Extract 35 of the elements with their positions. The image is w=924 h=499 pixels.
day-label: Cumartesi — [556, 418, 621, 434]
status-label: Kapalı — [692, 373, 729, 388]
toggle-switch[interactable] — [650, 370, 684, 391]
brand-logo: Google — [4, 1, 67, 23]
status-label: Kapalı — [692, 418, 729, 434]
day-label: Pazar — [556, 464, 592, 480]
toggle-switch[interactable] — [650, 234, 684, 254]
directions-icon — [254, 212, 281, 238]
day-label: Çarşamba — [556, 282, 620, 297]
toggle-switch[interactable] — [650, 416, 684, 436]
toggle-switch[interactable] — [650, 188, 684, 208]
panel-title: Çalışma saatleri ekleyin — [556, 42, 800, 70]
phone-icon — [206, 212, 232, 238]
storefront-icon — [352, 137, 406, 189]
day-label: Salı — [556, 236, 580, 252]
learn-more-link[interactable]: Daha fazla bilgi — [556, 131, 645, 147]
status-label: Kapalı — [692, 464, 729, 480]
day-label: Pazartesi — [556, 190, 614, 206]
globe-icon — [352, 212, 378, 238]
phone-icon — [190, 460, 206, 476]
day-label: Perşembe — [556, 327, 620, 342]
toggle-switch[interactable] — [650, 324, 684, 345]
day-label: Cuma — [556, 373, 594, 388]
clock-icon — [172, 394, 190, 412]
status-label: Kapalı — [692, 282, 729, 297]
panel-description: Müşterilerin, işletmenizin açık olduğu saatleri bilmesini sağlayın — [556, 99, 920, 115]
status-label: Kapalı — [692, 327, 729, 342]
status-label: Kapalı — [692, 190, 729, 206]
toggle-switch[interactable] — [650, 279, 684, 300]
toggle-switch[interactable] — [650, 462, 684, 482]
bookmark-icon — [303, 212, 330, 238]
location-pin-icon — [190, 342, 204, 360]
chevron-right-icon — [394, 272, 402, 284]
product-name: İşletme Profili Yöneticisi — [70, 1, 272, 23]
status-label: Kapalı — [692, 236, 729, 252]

-.-.-

Requirement: Rewrite every row above as a numbered list, leaving out any blank lines.

Response for this exercise:
1. Extract 35 of the elements with their positions. The image is w=924 h=499 pixels.
2. day-label: Cumartesi — [556, 418, 621, 434]
3. status-label: Kapalı — [692, 373, 729, 388]
4. toggle-switch[interactable] — [650, 370, 684, 391]
5. brand-logo: Google — [4, 1, 67, 23]
6. status-label: Kapalı — [692, 418, 729, 434]
7. day-label: Pazar — [556, 464, 592, 480]
8. toggle-switch[interactable] — [650, 234, 684, 254]
9. directions-icon — [254, 212, 281, 238]
10. day-label: Çarşamba — [556, 282, 620, 297]
11. toggle-switch[interactable] — [650, 416, 684, 436]
12. toggle-switch[interactable] — [650, 188, 684, 208]
13. panel-title: Çalışma saatleri ekleyin — [556, 42, 800, 70]
14. phone-icon — [206, 212, 232, 238]
15. storefront-icon — [352, 137, 406, 189]
16. day-label: Salı — [556, 236, 580, 252]
17. learn-more-link[interactable]: Daha fazla bilgi — [556, 131, 645, 147]
18. status-label: Kapalı — [692, 464, 729, 480]
19. day-label: Pazartesi — [556, 190, 614, 206]
20. globe-icon — [352, 212, 378, 238]
21. phone-icon — [190, 460, 206, 476]
22. day-label: Perşembe — [556, 327, 620, 342]
23. toggle-switch[interactable] — [650, 324, 684, 345]
24. day-label: Cuma — [556, 373, 594, 388]
25. clock-icon — [172, 394, 190, 412]
26. status-label: Kapalı — [692, 282, 729, 297]
27. panel-description: Müşterilerin, işletmenizin açık olduğu saatleri bilmesini sağlayın — [556, 99, 920, 115]
28. status-label: Kapalı — [692, 327, 729, 342]
29. status-label: Kapalı — [692, 190, 729, 206]
30. toggle-switch[interactable] — [650, 279, 684, 300]
31. toggle-switch[interactable] — [650, 462, 684, 482]
32. bookmark-icon — [303, 212, 330, 238]
33. location-pin-icon — [190, 342, 204, 360]
34. chevron-right-icon — [394, 272, 402, 284]
35. product-name: İşletme Profili Yöneticisi — [70, 1, 272, 23]
36. status-label: Kapalı — [692, 236, 729, 252]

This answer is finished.